** START OF SOURCE RECORDS **

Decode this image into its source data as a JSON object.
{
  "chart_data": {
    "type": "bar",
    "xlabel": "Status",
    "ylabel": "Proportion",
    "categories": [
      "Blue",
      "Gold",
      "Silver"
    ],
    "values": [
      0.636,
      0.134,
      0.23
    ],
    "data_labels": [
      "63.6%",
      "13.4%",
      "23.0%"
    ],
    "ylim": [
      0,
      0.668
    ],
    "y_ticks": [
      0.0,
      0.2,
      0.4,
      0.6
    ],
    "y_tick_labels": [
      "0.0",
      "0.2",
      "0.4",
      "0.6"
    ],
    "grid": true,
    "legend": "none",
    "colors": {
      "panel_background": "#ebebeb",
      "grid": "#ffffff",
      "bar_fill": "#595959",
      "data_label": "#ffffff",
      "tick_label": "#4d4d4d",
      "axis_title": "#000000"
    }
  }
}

** END OF SOURCE RECORDS **

## WHAT NEEDS TO BE DONE
Copy every line exactly. Leave nothing out.

## WRITTEN SOLUTION
Decode this image into its source data as a JSON object.
{
  "chart_data": {
    "type": "bar",
    "xlabel": "Status",
    "ylabel": "Proportion",
    "categories": [
      "Blue",
      "Gold",
      "Silver"
    ],
    "values": [
      0.636,
      0.134,
      0.23
    ],
    "data_labels": [
      "63.6%",
      "13.4%",
      "23.0%"
    ],
    "ylim": [
      0,
      0.668
    ],
    "y_ticks": [
      0.0,
      0.2,
      0.4,
      0.6
    ],
    "y_tick_labels": [
      "0.0",
      "0.2",
      "0.4",
      "0.6"
    ],
    "grid": true,
    "legend": "none",
    "colors": {
      "panel_background": "#ebebeb",
      "grid": "#ffffff",
      "bar_fill": "#595959",
      "data_label": "#ffffff",
      "tick_label": "#4d4d4d",
      "axis_title": "#000000"
    }
  }
}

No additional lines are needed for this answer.